INFORMATION SUPPLIED >>
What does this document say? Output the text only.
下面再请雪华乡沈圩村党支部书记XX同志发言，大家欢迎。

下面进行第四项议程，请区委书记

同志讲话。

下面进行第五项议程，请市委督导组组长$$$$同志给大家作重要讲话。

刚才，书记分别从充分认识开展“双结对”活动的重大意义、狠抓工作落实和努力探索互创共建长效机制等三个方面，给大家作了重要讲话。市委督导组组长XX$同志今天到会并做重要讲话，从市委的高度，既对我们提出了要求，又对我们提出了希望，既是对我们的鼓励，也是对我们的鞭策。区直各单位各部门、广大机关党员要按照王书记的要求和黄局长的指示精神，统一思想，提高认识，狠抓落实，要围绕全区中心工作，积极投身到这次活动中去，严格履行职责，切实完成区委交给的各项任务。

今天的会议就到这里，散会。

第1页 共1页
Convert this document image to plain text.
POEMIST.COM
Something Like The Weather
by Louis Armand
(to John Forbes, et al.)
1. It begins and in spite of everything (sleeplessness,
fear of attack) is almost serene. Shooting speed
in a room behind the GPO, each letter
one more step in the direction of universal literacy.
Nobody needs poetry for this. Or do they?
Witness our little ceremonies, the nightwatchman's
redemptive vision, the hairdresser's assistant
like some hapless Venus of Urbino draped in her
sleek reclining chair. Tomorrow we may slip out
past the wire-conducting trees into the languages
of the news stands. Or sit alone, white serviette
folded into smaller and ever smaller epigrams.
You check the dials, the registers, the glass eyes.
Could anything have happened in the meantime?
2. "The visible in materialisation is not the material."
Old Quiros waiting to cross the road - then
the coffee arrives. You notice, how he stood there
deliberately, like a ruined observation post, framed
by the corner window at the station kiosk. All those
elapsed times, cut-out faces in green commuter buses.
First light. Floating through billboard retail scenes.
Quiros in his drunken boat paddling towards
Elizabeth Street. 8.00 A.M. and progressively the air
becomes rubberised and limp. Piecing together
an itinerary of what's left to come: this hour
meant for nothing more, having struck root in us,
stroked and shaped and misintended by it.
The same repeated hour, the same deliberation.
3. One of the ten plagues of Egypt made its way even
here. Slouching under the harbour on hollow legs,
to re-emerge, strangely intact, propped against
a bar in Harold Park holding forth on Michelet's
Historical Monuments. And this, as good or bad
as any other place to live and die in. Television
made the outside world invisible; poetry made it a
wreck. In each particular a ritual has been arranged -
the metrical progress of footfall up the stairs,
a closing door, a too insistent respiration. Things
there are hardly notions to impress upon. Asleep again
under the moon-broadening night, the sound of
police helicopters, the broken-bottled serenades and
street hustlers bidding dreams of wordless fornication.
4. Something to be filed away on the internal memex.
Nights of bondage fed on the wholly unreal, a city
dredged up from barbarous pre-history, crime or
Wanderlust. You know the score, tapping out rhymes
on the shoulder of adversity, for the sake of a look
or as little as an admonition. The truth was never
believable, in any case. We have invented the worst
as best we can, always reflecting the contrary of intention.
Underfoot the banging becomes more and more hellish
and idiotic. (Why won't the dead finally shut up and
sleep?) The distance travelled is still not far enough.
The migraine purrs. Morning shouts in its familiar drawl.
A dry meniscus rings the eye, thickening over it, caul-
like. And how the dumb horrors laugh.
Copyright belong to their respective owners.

WRITTEN PROBLEM >> Please reproduce each record precisely as written.

ANSWER >>
What does this document say? Output the text only.
下面再请雪华乡沈圩村党支部书记XX同志发言，大家欢迎。

下面进行第四项议程，请区委书记

同志讲话。

下面进行第五项议程，请市委督导组组长$$$$同志给大家作重要讲话。

刚才，书记分别从充分认识开展“双结对”活动的重大意义、狠抓工作落实和努力探索互创共建长效机制等三个方面，给大家作了重要讲话。市委督导组组长XX$同志今天到会并做重要讲话，从市委的高度，既对我们提出了要求，又对我们提出了希望，既是对我们的鼓励，也是对我们的鞭策。区直各单位各部门、广大机关党员要按照王书记的要求和黄局长的指示精神，统一思想，提高认识，狠抓落实，要围绕全区中心工作，积极投身到这次活动中去，严格履行职责，切实完成区委交给的各项任务。

今天的会议就到这里，散会。

第1页 共1页
Convert this document image to plain text.
POEMIST.COM
Something Like The Weather
by Louis Armand
(to John Forbes, et al.)
1. It begins and in spite of everything (sleeplessness,
fear of attack) is almost serene. Shooting speed
in a room behind the GPO, each letter
one more step in the direction of universal literacy.
Nobody needs poetry for this. Or do they?
Witness our little ceremonies, the nightwatchman's
redemptive vision, the hairdresser's assistant
like some hapless Venus of Urbino draped in her
sleek reclining chair. Tomorrow we may slip out
past the wire-conducting trees into the languages
of the news stands. Or sit alone, white serviette
folded into smaller and ever smaller epigrams.
You check the dials, the registers, the glass eyes.
Could anything have happened in the meantime?
2. "The visible in materialisation is not the material."
Old Quiros waiting to cross the road - then
the coffee arrives. You notice, how he stood there
deliberately, like a ruined observation post, framed
by the corner window at the station kiosk. All those
elapsed times, cut-out faces in green commuter buses.
First light. Floating through billboard retail scenes.
Quiros in his drunken boat paddling towards
Elizabeth Street. 8.00 A.M. and progressively the air
becomes rubberised and limp. Piecing together
an itinerary of what's left to come: this hour
meant for nothing more, having struck root in us,
stroked and shaped and misintended by it.
The same repeated hour, the same deliberation.
3. One of the ten plagues of Egypt made its way even
here. Slouching under the harbour on hollow legs,
to re-emerge, strangely intact, propped against
a bar in Harold Park holding forth on Michelet's
Historical Monuments. And this, as good or bad
as any other place to live and die in. Television
made the outside world invisible; poetry made it a
wreck. In each particular a ritual has been arranged -
the metrical progress of footfall up the stairs,
a closing door, a too insistent respiration. Things
there are hardly notions to impress upon. Asleep again
under the moon-broadening night, the sound of
police helicopters, the broken-bottled serenades and
street hustlers bidding dreams of wordless fornication.
4. Something to be filed away on the internal memex.
Nights of bondage fed on the wholly unreal, a city
dredged up from barbarous pre-history, crime or
Wanderlust. You know the score, tapping out rhymes
on the shoulder of adversity, for the sake of a look
or as little as an admonition. The truth was never
believable, in any case. We have invented the worst
as best we can, always reflecting the contrary of intention.
Underfoot the banging becomes more and more hellish
and idiotic. (Why won't the dead finally shut up and
sleep?) The distance travelled is still not far enough.
The migraine purrs. Morning shouts in its familiar drawl.
A dry meniscus rings the eye, thickening over it, caul-
like. And how the dumb horrors laugh.
Copyright belong to their respective owners.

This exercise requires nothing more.